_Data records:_
┄┄┄┄┄┄┄┄┄┄

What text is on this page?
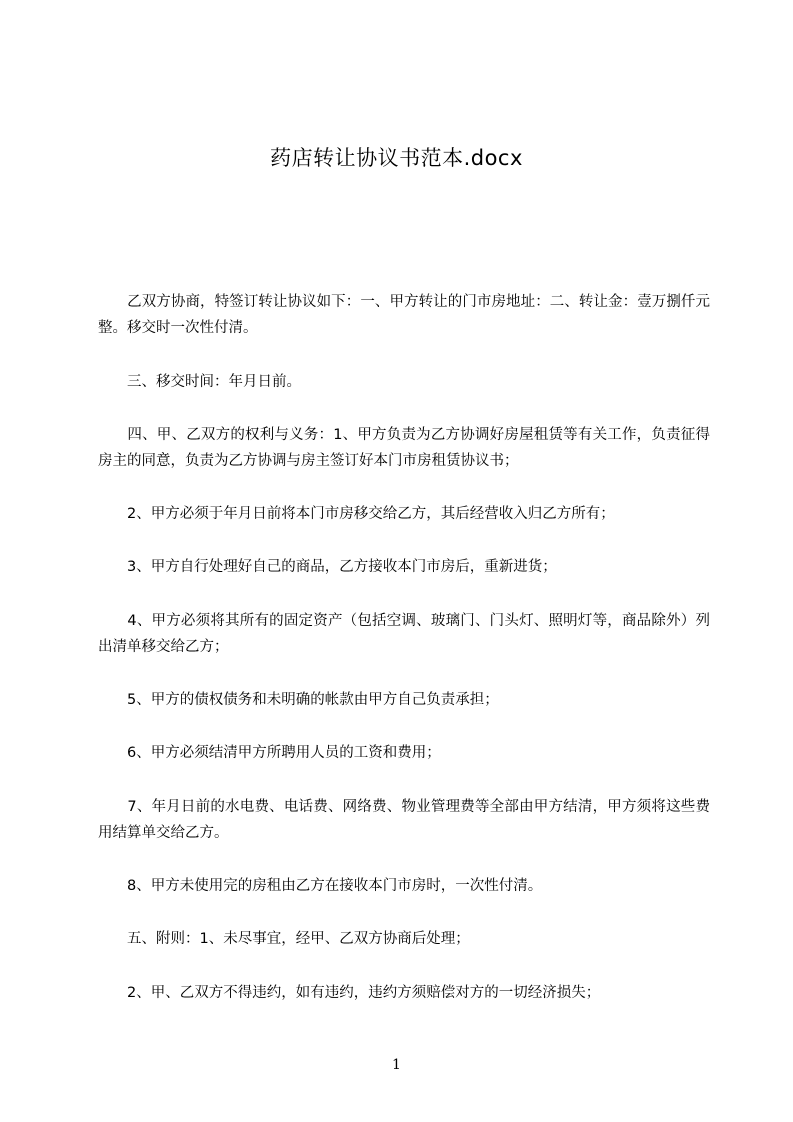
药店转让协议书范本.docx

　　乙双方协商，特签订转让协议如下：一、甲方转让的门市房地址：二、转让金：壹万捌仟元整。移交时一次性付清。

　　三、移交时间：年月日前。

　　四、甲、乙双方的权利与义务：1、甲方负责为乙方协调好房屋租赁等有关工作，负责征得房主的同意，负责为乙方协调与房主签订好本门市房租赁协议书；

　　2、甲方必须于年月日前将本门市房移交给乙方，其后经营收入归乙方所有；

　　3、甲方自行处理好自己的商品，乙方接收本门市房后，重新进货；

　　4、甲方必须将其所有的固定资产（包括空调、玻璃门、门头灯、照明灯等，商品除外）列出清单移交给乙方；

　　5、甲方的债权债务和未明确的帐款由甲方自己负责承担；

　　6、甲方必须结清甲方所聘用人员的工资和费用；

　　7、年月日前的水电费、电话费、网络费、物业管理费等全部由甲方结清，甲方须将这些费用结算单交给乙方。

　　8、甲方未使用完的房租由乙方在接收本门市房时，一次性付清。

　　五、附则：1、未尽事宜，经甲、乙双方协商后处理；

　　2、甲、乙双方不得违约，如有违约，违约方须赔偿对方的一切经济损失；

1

┄┄┄┄┄┄┄┄┄┄

_Directive:_ All the material shown above is to be copied exactly, with no pictures carried over.

_Solution to the exercise:_
What text is on this page?
药店转让协议书范本.docx

　　乙双方协商，特签订转让协议如下：一、甲方转让的门市房地址：二、转让金：壹万捌仟元整。移交时一次性付清。

　　三、移交时间：年月日前。

　　四、甲、乙双方的权利与义务：1、甲方负责为乙方协调好房屋租赁等有关工作，负责征得房主的同意，负责为乙方协调与房主签订好本门市房租赁协议书；

　　2、甲方必须于年月日前将本门市房移交给乙方，其后经营收入归乙方所有；

　　3、甲方自行处理好自己的商品，乙方接收本门市房后，重新进货；

　　4、甲方必须将其所有的固定资产（包括空调、玻璃门、门头灯、照明灯等，商品除外）列出清单移交给乙方；

　　5、甲方的债权债务和未明确的帐款由甲方自己负责承担；

　　6、甲方必须结清甲方所聘用人员的工资和费用；

　　7、年月日前的水电费、电话费、网络费、物业管理费等全部由甲方结清，甲方须将这些费用结算单交给乙方。

　　8、甲方未使用完的房租由乙方在接收本门市房时，一次性付清。

　　五、附则：1、未尽事宜，经甲、乙双方协商后处理；

　　2、甲、乙双方不得违约，如有违约，违约方须赔偿对方的一切经济损失；

1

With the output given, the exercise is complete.